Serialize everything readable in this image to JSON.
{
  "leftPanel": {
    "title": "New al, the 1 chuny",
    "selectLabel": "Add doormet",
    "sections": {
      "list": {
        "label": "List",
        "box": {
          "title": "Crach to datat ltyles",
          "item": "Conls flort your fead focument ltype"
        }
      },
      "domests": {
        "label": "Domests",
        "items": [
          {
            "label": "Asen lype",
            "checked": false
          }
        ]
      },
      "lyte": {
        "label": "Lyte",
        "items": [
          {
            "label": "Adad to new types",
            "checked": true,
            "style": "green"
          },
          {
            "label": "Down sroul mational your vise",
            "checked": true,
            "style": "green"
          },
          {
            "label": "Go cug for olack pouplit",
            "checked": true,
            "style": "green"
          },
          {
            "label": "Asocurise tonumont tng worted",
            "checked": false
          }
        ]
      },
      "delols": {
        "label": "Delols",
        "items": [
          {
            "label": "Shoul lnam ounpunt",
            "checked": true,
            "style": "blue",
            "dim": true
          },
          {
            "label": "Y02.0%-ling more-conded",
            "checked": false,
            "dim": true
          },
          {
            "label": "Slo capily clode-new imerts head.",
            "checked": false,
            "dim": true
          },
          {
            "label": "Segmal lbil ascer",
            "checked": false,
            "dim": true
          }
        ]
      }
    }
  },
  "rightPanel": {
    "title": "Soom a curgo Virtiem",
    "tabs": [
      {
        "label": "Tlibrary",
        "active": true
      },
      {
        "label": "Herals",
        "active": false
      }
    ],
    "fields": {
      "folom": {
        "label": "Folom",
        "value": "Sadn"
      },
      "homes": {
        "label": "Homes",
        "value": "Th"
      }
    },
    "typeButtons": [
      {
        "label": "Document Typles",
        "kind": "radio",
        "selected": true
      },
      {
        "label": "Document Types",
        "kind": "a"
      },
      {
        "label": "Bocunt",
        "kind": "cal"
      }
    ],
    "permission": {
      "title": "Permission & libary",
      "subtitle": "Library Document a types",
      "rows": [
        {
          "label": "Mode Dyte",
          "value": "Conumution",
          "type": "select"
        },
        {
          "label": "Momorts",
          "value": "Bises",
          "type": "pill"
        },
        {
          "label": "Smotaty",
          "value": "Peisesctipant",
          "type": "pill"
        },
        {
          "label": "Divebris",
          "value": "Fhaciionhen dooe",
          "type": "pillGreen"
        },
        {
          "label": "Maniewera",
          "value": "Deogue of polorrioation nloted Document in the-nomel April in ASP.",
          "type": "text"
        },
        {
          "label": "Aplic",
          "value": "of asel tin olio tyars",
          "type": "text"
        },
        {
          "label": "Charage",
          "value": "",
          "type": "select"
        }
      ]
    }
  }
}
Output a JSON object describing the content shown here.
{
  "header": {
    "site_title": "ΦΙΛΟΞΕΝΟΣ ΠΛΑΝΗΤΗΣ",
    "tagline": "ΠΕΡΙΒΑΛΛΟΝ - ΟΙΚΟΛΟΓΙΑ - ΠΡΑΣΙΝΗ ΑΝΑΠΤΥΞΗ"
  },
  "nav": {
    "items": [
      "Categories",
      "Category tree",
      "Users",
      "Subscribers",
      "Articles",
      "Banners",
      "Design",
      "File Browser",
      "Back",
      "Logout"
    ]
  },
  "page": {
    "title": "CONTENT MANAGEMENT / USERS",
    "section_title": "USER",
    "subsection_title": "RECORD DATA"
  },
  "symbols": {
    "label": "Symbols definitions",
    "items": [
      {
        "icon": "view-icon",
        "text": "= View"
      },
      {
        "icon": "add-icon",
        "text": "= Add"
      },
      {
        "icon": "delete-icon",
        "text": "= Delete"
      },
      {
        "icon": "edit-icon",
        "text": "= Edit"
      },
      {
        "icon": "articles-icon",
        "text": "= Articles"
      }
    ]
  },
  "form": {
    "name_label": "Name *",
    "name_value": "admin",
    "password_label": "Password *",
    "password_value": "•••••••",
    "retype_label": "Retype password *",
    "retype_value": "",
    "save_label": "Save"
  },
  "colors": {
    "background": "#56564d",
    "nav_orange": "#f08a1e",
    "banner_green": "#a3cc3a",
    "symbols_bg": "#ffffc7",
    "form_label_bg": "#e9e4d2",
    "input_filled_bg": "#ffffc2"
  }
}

- [DIRECTIONS] Write down the number of lines where the word "JSON" appears, and nothing further.

- [EXERCISE ANSWER] 2